Directions ::
Extract every line of the records below and reproduce each one verbatim, with no alterations.

Input material ::

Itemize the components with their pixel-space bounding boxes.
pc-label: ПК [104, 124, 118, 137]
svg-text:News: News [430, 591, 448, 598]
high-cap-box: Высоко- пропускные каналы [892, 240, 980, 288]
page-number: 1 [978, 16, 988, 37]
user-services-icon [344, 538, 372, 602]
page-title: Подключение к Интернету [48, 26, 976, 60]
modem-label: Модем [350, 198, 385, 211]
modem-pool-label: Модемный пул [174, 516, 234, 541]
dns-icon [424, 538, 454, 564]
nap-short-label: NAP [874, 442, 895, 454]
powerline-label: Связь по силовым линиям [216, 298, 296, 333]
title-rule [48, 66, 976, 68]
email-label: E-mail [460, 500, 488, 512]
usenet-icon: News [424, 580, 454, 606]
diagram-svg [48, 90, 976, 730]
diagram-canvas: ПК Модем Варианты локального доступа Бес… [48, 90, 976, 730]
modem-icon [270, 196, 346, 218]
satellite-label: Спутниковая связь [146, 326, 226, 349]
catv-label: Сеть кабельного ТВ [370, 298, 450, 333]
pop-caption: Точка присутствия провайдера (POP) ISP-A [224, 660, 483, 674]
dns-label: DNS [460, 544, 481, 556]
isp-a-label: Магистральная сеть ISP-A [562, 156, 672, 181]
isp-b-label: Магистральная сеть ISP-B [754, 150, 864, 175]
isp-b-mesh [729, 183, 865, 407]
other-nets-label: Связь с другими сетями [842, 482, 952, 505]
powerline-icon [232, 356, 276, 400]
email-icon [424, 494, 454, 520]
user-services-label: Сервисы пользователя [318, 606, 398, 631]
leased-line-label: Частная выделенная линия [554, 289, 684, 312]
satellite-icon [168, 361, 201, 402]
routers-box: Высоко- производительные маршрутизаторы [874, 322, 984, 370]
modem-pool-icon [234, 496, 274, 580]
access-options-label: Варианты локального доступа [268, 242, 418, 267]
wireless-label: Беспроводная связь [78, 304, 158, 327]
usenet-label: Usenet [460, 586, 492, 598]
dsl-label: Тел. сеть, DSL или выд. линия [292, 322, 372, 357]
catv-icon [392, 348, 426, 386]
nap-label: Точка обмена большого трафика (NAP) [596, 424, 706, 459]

Answer for this exercise ::
Itemize the components with their pixel-space bounding boxes.
pc-label: ПК [104, 124, 118, 137]
svg-text:News: News [430, 591, 448, 598]
high-cap-box: Высоко- пропускные каналы [892, 240, 980, 288]
page-number: 1 [978, 16, 988, 37]
user-services-icon [344, 538, 372, 602]
page-title: Подключение к Интернету [48, 26, 976, 60]
modem-label: Модем [350, 198, 385, 211]
modem-pool-label: Модемный пул [174, 516, 234, 541]
dns-icon [424, 538, 454, 564]
nap-short-label: NAP [874, 442, 895, 454]
powerline-label: Связь по силовым линиям [216, 298, 296, 333]
title-rule [48, 66, 976, 68]
email-label: E-mail [460, 500, 488, 512]
usenet-icon: News [424, 580, 454, 606]
diagram-svg [48, 90, 976, 730]
diagram-canvas: ПК Модем Варианты локального доступа Бес… [48, 90, 976, 730]
modem-icon [270, 196, 346, 218]
satellite-label: Спутниковая связь [146, 326, 226, 349]
catv-label: Сеть кабельного ТВ [370, 298, 450, 333]
pop-caption: Точка присутствия провайдера (POP) ISP-A [224, 660, 483, 674]
dns-label: DNS [460, 544, 481, 556]
isp-a-label: Магистральная сеть ISP-A [562, 156, 672, 181]
isp-b-label: Магистральная сеть ISP-B [754, 150, 864, 175]
isp-b-mesh [729, 183, 865, 407]
other-nets-label: Связь с другими сетями [842, 482, 952, 505]
powerline-icon [232, 356, 276, 400]
email-icon [424, 494, 454, 520]
user-services-label: Сервисы пользователя [318, 606, 398, 631]
leased-line-label: Частная выделенная линия [554, 289, 684, 312]
satellite-icon [168, 361, 201, 402]
routers-box: Высоко- производительные маршрутизаторы [874, 322, 984, 370]
modem-pool-icon [234, 496, 274, 580]
access-options-label: Варианты локального доступа [268, 242, 418, 267]
wireless-label: Беспроводная связь [78, 304, 158, 327]
usenet-label: Usenet [460, 586, 492, 598]
dsl-label: Тел. сеть, DSL или выд. линия [292, 322, 372, 357]
catv-icon [392, 348, 426, 386]
nap-label: Точка обмена большого трафика (NAP) [596, 424, 706, 459]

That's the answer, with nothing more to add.